## Problem details
From the data that follows, copy every line holding the string "resentymentu".

## Given records
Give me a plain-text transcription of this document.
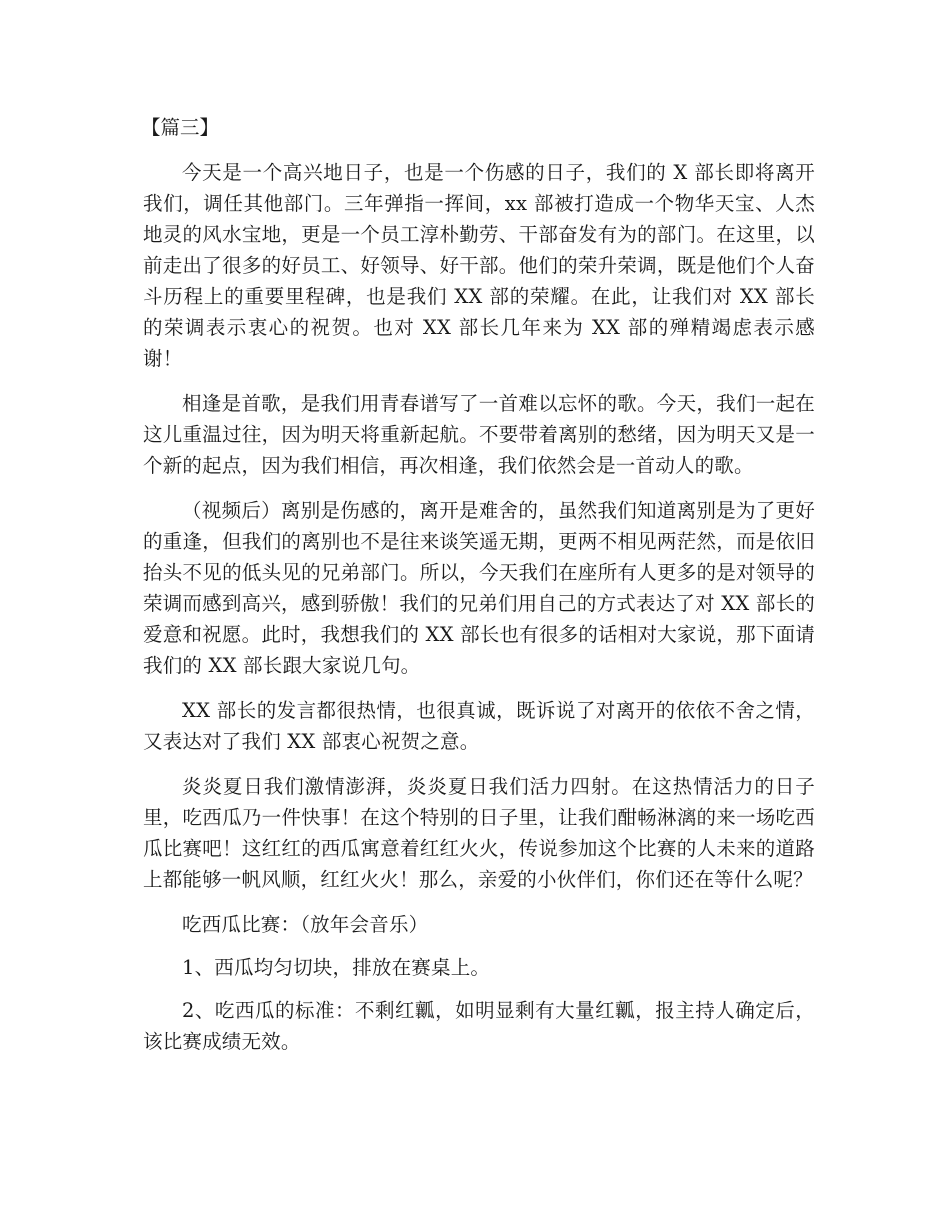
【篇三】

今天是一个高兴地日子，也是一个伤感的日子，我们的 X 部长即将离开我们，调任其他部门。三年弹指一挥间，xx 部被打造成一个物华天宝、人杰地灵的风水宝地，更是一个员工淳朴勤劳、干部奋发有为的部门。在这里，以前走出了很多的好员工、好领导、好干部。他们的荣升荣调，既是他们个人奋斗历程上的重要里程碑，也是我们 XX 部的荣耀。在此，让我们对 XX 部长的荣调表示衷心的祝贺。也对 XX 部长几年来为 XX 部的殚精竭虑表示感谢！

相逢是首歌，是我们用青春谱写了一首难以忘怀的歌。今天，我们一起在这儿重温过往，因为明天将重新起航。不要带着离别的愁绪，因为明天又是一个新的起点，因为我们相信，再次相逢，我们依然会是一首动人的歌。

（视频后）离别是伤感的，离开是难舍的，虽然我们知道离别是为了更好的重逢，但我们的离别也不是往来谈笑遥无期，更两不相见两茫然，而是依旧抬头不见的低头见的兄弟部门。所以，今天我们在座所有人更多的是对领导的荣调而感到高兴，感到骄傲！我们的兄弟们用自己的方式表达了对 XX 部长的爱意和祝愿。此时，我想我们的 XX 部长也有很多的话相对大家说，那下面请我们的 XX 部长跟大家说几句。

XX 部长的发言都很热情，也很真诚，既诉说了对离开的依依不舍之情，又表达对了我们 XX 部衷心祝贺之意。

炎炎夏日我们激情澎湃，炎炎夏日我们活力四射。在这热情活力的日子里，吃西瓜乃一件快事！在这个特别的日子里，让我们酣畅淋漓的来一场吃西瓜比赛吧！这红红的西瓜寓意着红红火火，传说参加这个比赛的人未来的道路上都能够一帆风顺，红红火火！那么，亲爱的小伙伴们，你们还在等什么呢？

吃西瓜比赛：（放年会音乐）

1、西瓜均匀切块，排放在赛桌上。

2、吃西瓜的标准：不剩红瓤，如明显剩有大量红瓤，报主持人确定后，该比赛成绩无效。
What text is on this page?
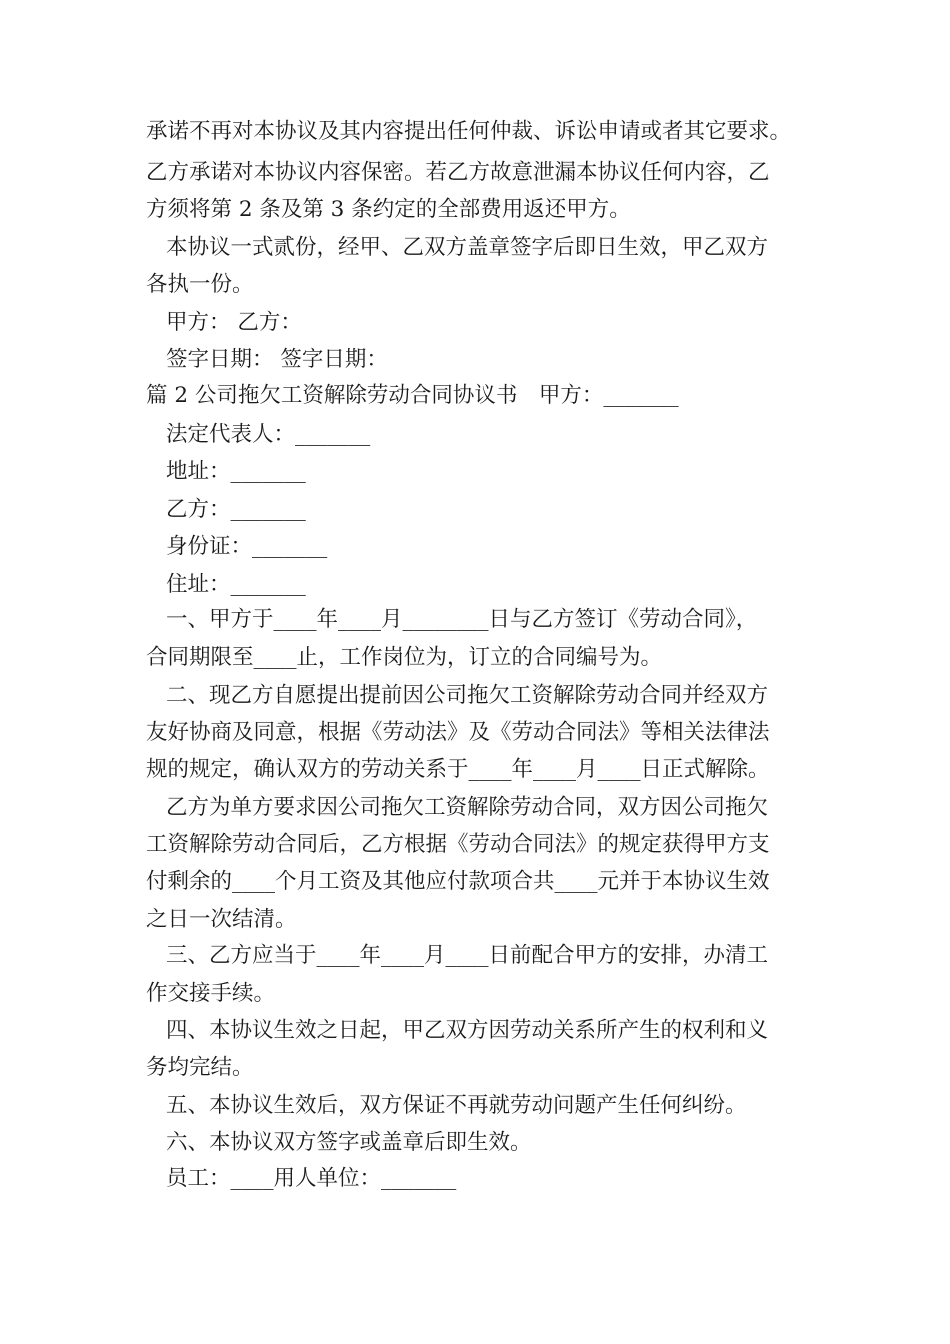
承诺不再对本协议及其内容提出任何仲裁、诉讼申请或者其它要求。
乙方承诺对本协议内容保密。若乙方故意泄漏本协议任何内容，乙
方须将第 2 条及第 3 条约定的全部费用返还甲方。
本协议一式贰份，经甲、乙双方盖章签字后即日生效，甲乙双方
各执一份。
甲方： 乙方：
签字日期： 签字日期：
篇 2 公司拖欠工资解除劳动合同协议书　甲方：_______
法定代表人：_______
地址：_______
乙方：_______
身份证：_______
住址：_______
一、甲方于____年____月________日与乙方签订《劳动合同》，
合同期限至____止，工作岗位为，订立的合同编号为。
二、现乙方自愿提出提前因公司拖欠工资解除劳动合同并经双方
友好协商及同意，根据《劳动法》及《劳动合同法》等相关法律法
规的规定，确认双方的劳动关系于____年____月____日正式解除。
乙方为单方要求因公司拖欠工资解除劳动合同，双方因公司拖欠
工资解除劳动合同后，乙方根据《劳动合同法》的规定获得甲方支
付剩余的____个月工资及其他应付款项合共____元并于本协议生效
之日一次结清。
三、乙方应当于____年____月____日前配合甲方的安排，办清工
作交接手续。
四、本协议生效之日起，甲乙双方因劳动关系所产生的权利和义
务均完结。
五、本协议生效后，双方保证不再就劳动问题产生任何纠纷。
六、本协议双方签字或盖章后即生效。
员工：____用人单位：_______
* * *
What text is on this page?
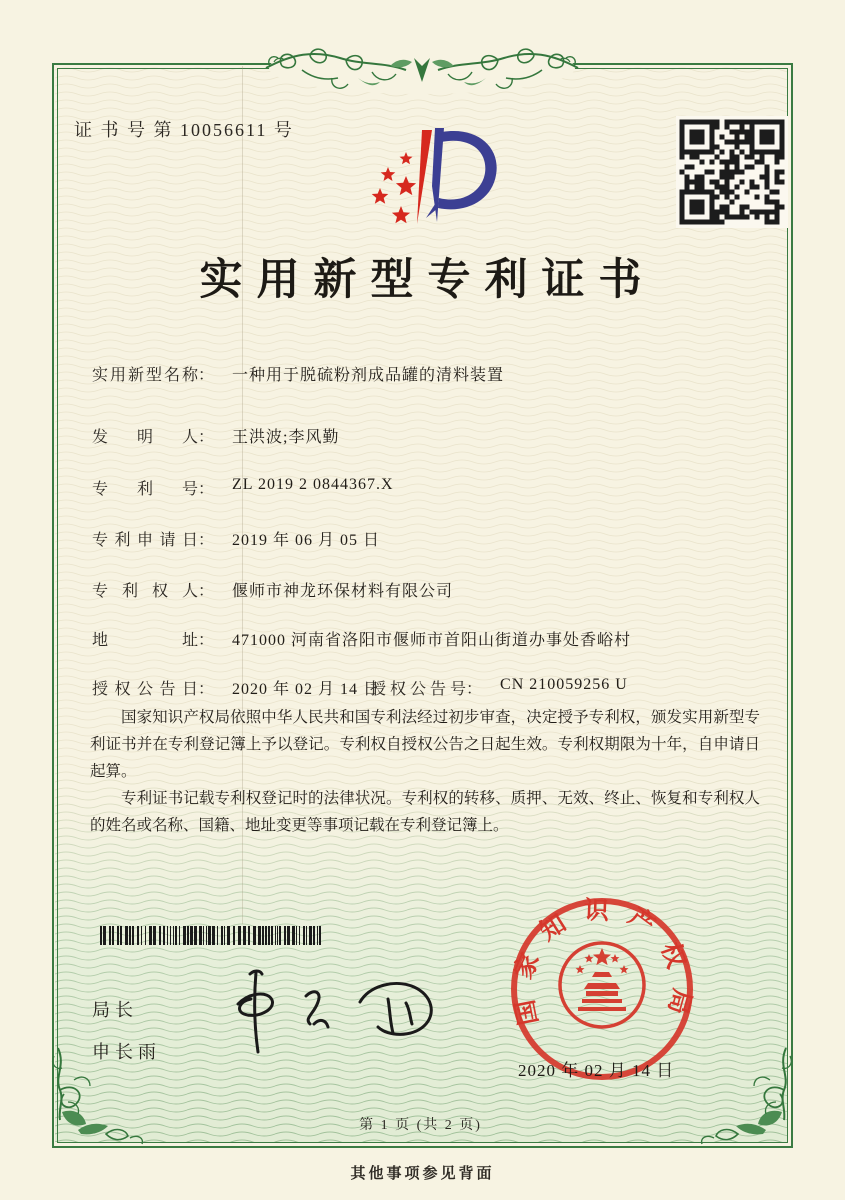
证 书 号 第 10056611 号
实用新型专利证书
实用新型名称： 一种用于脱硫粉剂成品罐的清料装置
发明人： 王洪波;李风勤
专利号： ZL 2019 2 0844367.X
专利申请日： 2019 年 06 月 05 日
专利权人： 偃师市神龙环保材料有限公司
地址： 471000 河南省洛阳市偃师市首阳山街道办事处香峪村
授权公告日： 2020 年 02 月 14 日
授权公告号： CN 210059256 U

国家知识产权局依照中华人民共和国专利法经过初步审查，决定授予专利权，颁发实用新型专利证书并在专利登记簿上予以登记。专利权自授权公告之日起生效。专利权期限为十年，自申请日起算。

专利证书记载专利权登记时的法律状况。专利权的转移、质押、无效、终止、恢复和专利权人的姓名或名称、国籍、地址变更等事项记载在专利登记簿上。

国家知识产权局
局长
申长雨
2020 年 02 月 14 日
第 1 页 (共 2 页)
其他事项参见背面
--
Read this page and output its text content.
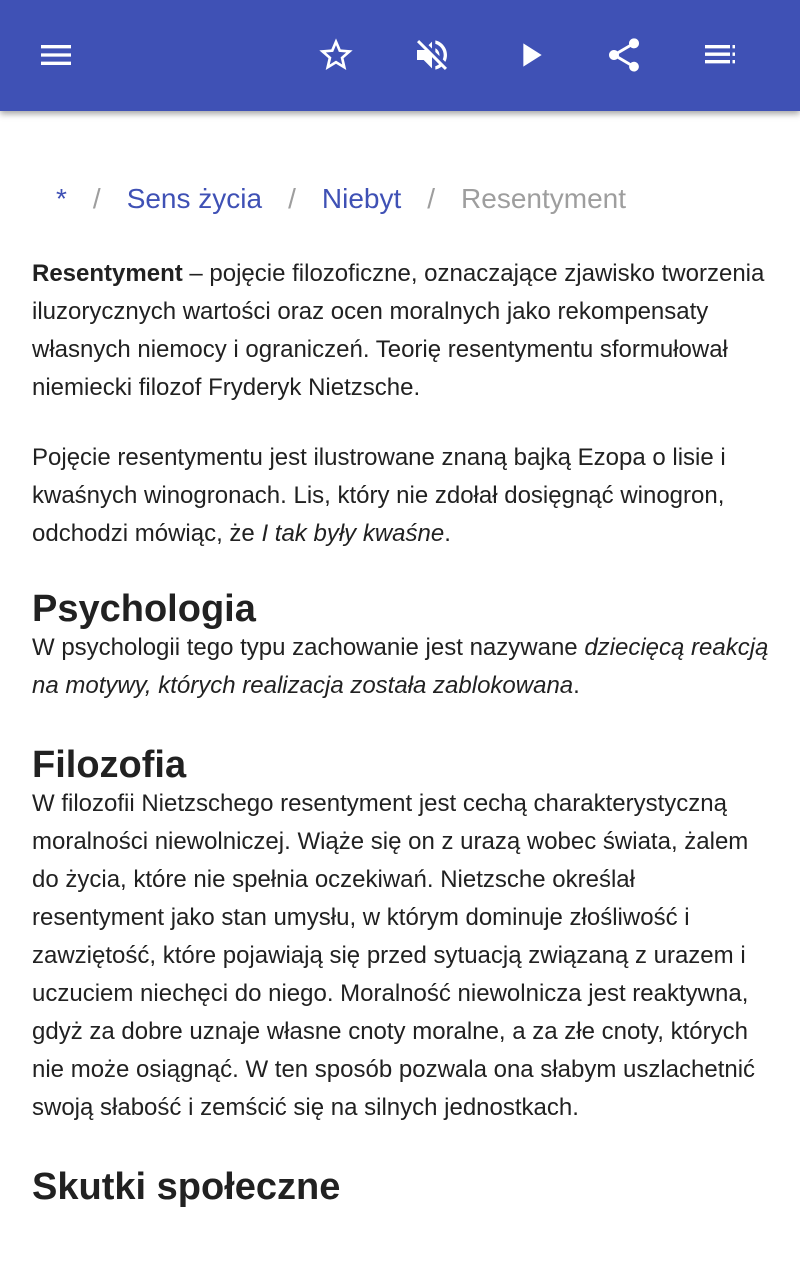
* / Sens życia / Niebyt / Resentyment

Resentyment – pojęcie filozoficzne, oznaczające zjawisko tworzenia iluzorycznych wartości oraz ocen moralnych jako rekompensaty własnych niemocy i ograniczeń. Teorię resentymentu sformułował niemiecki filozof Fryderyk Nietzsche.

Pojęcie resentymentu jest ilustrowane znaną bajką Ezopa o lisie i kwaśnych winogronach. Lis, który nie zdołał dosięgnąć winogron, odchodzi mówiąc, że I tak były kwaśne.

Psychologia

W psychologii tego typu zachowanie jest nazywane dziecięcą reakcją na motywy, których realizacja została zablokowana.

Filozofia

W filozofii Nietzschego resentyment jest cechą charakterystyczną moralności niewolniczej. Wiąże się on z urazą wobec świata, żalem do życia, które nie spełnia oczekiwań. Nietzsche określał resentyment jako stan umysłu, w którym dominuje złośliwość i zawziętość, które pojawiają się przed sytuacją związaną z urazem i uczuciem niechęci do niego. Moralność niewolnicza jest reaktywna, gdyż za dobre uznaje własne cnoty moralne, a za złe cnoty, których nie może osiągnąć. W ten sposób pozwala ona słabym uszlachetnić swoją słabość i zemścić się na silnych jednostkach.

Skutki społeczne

## Response
Resentyment – pojęcie filozoficzne, oznaczające zjawisko tworzenia iluzorycznych wartości oraz ocen moralnych jako rekompensaty własnych niemocy i ograniczeń. Teorię resentymentu sformułował niemiecki filozof Fryderyk Nietzsche.
Pojęcie resentymentu jest ilustrowane znaną bajką Ezopa o lisie i kwaśnych winogronach. Lis, który nie zdołał dosięgnąć winogron, odchodzi mówiąc, że I tak były kwaśne.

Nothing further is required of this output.